§ **PROBLEM TO SOLVE**: Search the records for the string "Replicate", then copy each line where it appears.

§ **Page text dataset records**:
—————

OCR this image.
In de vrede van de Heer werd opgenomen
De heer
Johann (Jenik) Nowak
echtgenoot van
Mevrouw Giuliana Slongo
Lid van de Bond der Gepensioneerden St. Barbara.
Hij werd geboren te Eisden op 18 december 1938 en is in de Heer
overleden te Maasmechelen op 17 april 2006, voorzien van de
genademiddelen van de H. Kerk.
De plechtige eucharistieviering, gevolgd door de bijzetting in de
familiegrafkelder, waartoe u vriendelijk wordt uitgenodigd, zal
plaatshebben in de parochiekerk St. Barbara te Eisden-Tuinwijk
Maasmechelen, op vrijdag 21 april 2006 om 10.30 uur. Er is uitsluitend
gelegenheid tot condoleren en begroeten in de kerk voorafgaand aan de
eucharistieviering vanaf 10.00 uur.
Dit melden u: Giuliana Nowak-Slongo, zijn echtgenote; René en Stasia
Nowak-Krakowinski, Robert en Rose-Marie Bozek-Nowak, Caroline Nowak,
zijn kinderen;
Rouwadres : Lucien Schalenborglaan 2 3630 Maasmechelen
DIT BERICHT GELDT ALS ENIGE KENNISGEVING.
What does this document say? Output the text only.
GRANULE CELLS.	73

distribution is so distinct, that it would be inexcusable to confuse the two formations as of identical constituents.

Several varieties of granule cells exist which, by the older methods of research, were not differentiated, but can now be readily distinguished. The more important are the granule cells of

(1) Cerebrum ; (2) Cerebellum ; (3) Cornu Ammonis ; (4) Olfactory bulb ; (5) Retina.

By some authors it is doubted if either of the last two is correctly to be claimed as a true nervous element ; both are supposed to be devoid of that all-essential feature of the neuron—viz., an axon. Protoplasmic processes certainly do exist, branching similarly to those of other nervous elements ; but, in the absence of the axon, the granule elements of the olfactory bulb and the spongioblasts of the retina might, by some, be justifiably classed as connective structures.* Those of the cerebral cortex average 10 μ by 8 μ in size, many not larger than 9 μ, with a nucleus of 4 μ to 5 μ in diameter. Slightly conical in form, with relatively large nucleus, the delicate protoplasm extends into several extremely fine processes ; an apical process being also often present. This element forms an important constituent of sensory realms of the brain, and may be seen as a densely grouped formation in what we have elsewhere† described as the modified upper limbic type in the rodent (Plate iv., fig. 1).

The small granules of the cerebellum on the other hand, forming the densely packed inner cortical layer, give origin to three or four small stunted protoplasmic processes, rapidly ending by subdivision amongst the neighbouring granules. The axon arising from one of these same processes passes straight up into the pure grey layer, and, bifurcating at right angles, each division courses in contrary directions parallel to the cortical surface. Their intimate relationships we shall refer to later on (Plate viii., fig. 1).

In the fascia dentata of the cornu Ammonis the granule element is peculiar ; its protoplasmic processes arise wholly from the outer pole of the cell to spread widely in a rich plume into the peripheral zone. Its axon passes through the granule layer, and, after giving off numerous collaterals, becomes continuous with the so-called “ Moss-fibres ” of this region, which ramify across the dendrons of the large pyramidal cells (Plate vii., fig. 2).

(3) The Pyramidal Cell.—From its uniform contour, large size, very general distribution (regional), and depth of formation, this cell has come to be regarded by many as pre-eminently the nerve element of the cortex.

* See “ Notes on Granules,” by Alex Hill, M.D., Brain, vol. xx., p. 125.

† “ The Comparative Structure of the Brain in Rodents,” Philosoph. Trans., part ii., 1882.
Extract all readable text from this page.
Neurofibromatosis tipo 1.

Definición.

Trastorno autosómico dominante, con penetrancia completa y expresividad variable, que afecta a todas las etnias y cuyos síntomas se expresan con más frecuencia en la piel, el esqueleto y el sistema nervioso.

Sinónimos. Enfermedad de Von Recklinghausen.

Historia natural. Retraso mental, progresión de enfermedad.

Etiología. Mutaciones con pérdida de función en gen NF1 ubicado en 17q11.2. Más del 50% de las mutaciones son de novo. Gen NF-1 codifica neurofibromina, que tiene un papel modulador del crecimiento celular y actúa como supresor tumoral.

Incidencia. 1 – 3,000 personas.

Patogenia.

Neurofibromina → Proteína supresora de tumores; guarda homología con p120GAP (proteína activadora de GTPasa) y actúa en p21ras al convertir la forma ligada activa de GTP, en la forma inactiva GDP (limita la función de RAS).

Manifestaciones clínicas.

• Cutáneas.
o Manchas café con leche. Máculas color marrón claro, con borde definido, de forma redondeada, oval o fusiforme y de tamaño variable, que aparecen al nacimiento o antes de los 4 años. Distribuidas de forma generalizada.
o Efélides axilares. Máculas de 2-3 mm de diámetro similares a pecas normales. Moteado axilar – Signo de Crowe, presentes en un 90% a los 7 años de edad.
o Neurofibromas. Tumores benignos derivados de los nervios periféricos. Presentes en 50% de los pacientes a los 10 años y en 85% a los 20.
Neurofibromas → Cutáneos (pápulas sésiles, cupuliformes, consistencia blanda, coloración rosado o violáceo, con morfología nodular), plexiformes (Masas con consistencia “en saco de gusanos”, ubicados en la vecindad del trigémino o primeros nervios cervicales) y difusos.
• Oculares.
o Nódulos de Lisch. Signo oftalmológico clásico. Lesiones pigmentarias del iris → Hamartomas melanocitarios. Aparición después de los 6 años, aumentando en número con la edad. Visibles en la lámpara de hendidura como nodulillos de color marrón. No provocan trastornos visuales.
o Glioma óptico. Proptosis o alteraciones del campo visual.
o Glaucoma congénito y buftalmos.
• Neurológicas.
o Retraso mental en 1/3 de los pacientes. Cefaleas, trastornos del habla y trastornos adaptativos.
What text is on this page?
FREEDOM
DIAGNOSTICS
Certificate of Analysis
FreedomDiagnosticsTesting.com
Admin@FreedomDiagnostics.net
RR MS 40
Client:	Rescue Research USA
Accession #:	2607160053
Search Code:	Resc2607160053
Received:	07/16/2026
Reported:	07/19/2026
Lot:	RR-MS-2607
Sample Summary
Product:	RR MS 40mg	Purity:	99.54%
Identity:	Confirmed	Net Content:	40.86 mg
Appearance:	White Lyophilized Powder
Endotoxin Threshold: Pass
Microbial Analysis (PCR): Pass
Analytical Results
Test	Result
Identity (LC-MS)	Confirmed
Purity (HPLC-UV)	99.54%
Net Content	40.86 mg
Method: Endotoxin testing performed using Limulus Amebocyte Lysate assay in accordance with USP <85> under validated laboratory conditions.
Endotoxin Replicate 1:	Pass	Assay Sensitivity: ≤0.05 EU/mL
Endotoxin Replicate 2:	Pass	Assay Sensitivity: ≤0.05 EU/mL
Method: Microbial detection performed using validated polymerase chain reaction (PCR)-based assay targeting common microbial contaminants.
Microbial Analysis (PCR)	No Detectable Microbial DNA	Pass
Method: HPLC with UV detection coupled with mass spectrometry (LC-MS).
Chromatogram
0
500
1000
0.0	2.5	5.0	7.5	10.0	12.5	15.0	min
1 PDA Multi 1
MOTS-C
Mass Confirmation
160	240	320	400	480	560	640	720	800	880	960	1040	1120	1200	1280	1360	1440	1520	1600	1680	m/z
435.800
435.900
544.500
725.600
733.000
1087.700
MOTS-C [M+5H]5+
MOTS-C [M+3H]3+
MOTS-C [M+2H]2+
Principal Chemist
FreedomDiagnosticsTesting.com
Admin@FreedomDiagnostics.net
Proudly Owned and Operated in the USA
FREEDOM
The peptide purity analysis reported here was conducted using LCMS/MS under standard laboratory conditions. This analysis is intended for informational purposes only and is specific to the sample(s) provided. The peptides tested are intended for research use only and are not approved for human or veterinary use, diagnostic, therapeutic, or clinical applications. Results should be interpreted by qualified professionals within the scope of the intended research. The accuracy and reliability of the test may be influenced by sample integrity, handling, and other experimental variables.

—————

§ **PROBLEM SOLUTION**:
Endotoxin Replicate 1:	Pass	Assay Sensitivity: ≤0.05 EU/mL
Endotoxin Replicate 2:	Pass	Assay Sensitivity: ≤0.05 EU/mL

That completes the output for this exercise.